Document excerpt:
Fig. 6  Node voltages without control. (a) Voltages of IEEE 33-bus system. (b) Voltages of IEEE 123-bus system.

The reasonable range of voltage is [0.95, 1.05]p.u.. In the IEEE 33-bus system, most node voltages rise significantly at noon due to the increased output power of PVs, with a significant voltage over the upper limit near node 25. At night, due to the absence of PV power and increase of loads, there is a significant voltage drop at the end nodes such as node 33, and the voltage drop even below the lower limit. Similarly, there are node voltages outside limits in the IEEE 123-bus system, such as the voltage of node 86.

Figures 7 and 8 show the voltage control results obtained by the voltage control methods with the MINLP, DQN, DDQN, and AWDDQN algorithms for the IEEE 33-bus and 123-bus systems, respectively. In the IEEE 33-bus system, it can be observed that all methods can improve the voltage distribution, and the fluctuation ranges of node voltages become narrower. The voltage control methods with the AWDDQN, DDQN, and DQN algorithms have smoother voltage profiles in the control horizon. This indicates that DRL algorithms lead the voltage control agent to intelligently choose an effective output power action according to the current state. For example, using AWDDQN algorithm, when the PV power output reaches the maximum at noon, the agent effectively controls the EVs to absorb active power or controls the reactive power resources to absorb reactive power to prevent overvoltage. At night, the agent controls the reactive power resources to achieve an optimal reactive power output or controls the discharge of EVs to improve end node voltages. Similar results are obtained in the IEEE 123-bus system.

Task statement:
Rewrite the part of the voltage control excerpt that opens with the words containing "Fig. 6  Node voltages" and closes with "of node 86.", changing "upper limit" to "upper bound". The records come from a different source than the excerpt.

Extracted entries:
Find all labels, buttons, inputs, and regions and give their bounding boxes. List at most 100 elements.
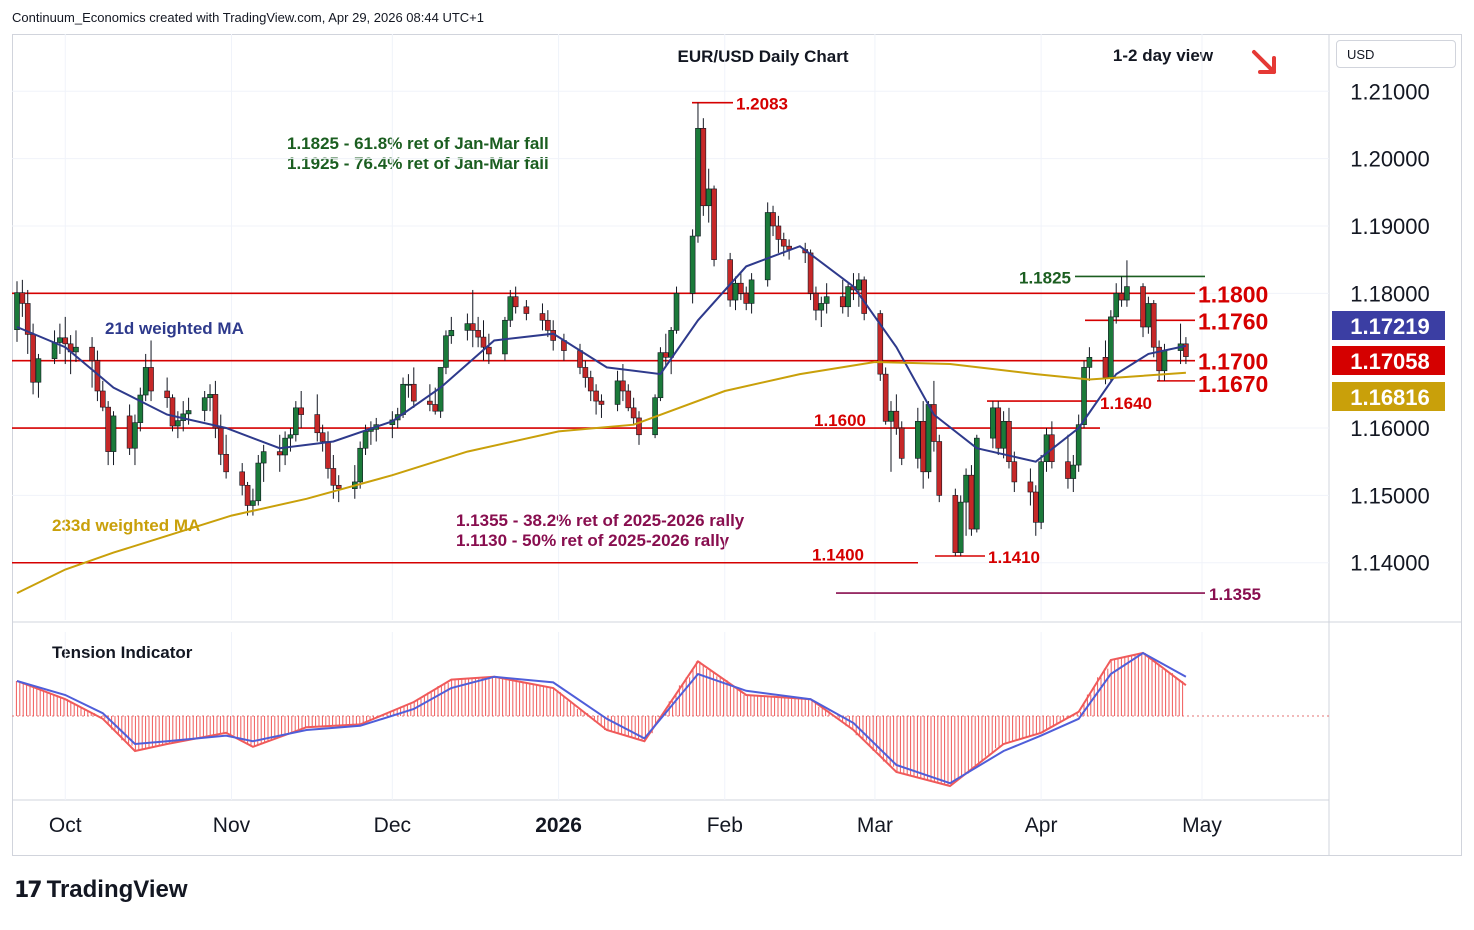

--

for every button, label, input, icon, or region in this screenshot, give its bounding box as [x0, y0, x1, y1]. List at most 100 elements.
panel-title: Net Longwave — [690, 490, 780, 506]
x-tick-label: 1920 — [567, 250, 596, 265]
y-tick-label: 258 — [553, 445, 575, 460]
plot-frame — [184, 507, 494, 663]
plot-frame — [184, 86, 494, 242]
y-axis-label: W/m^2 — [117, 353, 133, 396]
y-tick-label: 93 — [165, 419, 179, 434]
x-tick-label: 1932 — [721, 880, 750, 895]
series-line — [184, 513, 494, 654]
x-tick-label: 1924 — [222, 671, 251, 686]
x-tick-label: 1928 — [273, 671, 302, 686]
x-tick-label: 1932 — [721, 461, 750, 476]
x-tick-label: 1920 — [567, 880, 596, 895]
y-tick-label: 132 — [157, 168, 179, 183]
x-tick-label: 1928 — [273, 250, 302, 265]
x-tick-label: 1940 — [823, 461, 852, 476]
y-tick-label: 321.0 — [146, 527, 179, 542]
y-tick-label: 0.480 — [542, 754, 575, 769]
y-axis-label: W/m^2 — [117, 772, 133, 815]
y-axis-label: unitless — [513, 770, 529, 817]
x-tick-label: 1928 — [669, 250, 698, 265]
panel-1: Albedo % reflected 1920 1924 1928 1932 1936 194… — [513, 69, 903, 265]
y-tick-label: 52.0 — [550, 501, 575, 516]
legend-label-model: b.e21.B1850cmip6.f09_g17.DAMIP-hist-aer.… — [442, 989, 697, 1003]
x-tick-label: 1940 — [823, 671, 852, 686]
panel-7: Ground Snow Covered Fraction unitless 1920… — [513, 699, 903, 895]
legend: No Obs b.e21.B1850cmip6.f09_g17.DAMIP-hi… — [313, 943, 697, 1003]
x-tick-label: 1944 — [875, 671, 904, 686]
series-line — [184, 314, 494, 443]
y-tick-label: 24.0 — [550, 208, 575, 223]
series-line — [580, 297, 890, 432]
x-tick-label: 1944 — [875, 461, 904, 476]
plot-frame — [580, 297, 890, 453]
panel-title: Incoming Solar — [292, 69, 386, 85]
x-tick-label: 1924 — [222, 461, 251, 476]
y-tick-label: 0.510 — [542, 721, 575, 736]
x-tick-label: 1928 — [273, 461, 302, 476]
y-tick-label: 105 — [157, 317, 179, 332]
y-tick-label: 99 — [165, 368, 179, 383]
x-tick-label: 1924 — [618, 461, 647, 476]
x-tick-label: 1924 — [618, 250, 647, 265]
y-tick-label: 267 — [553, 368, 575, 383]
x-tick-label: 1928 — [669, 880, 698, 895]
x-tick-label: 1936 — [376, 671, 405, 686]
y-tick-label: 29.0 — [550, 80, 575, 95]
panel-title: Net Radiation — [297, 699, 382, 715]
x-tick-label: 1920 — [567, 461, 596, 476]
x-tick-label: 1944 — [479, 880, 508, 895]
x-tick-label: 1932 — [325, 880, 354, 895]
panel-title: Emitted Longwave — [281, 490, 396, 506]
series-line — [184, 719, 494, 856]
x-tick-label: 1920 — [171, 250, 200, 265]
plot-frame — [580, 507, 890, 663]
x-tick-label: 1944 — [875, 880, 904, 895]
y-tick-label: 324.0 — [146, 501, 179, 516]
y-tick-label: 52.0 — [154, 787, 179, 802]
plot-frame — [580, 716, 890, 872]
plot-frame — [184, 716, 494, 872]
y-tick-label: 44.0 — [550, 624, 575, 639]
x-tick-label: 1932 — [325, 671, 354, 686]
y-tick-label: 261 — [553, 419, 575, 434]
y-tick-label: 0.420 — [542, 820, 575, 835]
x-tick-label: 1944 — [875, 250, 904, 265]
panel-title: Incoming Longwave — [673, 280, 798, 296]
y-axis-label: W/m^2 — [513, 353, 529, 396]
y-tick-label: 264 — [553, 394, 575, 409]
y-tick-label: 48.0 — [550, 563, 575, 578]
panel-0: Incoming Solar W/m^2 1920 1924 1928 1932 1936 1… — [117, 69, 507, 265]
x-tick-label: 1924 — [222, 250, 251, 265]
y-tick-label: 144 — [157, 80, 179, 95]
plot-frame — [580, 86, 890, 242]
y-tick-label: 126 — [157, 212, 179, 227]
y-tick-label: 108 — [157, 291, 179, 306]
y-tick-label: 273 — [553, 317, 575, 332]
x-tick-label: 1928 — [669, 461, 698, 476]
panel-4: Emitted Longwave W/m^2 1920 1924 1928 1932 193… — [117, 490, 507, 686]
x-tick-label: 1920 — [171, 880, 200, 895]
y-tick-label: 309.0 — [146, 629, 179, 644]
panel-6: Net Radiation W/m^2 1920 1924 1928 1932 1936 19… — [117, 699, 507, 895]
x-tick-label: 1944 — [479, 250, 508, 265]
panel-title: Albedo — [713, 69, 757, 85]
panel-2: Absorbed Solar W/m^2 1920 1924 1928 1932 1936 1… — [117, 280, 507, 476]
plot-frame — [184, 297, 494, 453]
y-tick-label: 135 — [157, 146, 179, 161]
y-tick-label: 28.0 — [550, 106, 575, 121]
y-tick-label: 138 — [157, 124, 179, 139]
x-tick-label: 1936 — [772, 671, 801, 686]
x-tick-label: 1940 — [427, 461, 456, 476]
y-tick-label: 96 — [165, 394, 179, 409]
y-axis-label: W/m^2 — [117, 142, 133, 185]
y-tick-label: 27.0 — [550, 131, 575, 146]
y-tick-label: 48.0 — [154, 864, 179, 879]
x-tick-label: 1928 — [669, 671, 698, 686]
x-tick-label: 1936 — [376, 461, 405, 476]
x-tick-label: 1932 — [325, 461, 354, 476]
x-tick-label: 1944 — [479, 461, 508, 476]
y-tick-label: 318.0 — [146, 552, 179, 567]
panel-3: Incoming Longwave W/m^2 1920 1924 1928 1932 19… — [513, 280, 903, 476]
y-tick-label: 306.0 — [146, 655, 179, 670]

Solution to the problem:
Fig. 6  Node voltages without control. (a) Voltages of IEEE 33-bus system. (b) Voltages of IEEE 123-bus system.

The reasonable range of voltage is [0.95, 1.05]p.u.. In the IEEE 33-bus system, most node voltages rise significantly at noon due to the increased output power of PVs, with a significant voltage over the upper bound near node 25. At night, due to the absence of PV power and increase of loads, there is a significant voltage drop at the end nodes such as node 33, and the voltage drop even below the lower limit. Similarly, there are node voltages outside limits in the IEEE 123-bus system, such as the voltage of node 86.